**Stated problem**
Gather all lines in the records below that include the word "title".

**Material shown**
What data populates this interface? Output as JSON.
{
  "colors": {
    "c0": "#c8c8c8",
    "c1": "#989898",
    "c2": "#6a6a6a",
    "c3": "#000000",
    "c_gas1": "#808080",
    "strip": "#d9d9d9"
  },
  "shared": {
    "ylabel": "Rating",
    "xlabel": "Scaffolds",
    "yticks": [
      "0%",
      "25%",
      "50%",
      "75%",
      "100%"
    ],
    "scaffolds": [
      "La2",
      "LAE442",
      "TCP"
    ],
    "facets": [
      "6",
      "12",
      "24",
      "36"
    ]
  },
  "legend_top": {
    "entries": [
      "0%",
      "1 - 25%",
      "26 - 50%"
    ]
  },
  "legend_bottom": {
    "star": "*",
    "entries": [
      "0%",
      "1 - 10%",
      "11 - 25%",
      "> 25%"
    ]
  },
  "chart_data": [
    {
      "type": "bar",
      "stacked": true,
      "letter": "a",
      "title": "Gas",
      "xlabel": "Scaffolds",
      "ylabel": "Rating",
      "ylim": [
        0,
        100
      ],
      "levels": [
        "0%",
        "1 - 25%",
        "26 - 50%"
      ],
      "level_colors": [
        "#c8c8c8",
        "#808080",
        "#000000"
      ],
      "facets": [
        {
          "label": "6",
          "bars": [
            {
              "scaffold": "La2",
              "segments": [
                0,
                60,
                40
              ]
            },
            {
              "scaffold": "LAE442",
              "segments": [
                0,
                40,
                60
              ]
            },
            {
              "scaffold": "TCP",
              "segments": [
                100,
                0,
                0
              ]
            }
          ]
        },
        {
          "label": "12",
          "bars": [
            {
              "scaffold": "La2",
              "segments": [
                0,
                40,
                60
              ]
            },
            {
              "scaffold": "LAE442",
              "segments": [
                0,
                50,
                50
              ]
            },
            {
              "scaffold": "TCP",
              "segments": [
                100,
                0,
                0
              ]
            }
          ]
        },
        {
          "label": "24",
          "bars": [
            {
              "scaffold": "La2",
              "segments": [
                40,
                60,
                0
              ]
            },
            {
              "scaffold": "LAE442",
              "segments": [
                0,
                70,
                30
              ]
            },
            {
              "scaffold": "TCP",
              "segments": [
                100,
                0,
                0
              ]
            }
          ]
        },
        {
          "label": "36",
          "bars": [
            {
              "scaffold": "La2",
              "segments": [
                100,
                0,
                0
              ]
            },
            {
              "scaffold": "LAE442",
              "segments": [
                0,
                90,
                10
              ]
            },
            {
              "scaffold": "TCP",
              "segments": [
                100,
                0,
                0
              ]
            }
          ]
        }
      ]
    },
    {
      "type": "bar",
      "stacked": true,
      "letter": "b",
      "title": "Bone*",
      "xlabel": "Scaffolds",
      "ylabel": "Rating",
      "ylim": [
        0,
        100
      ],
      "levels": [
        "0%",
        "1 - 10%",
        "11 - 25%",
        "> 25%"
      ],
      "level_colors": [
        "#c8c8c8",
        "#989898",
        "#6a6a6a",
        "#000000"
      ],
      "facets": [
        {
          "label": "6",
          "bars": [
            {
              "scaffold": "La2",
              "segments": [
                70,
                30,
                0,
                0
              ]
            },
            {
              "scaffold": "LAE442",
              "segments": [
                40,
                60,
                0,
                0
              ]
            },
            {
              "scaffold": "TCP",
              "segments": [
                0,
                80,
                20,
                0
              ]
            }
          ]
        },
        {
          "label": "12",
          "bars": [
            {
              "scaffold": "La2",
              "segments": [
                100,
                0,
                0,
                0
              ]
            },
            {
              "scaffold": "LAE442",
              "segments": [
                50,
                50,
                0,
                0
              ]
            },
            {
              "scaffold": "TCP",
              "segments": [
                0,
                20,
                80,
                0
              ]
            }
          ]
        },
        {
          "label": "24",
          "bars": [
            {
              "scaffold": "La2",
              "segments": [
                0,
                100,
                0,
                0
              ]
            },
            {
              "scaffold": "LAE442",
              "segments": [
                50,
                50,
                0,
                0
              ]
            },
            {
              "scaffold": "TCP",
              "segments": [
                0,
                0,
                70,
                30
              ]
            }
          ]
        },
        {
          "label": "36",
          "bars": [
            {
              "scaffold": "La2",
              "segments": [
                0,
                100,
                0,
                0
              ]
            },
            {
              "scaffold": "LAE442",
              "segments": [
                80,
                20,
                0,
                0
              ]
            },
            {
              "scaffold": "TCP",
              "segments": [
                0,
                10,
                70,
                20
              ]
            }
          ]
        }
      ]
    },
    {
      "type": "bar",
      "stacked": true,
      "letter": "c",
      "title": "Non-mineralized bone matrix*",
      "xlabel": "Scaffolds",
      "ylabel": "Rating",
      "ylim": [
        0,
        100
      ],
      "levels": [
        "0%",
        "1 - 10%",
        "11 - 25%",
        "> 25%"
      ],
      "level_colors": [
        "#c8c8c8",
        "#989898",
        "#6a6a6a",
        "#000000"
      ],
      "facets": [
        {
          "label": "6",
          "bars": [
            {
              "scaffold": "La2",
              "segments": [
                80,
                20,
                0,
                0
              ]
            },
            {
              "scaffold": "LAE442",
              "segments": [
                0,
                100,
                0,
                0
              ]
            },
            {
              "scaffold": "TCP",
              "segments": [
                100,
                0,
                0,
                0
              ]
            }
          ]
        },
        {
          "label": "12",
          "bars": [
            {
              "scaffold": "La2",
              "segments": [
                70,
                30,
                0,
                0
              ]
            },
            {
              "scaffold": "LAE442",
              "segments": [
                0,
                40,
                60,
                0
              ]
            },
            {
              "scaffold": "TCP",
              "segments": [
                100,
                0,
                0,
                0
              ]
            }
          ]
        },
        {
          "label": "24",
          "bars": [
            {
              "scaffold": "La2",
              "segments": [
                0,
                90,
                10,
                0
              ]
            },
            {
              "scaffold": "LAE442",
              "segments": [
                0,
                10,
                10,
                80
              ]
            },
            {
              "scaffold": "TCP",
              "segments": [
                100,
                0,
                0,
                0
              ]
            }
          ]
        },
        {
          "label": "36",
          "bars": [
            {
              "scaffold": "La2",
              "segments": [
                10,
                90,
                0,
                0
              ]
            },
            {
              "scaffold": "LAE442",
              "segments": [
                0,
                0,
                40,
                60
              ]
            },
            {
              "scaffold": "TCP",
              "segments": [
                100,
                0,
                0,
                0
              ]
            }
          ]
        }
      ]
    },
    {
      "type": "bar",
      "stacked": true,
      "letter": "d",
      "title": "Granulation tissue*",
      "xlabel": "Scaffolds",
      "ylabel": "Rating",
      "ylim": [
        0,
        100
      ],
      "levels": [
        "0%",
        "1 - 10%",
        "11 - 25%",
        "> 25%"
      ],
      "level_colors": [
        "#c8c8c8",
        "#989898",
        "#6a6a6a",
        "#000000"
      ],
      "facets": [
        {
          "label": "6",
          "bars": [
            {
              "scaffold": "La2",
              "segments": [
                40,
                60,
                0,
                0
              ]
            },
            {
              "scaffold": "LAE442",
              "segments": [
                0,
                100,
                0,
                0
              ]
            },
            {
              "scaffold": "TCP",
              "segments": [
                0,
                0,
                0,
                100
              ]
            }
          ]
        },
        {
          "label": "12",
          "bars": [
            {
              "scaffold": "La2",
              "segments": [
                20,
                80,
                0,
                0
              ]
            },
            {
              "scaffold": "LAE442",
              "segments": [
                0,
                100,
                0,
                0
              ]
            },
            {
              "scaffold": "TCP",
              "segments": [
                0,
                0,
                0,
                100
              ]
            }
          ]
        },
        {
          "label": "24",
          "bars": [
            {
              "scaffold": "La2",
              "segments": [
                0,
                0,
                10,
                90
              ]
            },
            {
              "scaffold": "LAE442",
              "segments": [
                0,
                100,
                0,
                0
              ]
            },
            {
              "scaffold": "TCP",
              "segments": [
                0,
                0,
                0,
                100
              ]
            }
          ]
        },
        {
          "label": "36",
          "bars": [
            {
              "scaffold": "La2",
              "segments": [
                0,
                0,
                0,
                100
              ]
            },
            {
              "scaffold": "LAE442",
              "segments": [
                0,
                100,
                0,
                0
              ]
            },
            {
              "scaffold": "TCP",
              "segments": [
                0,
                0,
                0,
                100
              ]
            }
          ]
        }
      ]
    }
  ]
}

**Right answer**
      "title": "Gas",
      "title": "Bone*",
      "title": "Non-mineralized bone matrix*",
      "title": "Granulation tissue*",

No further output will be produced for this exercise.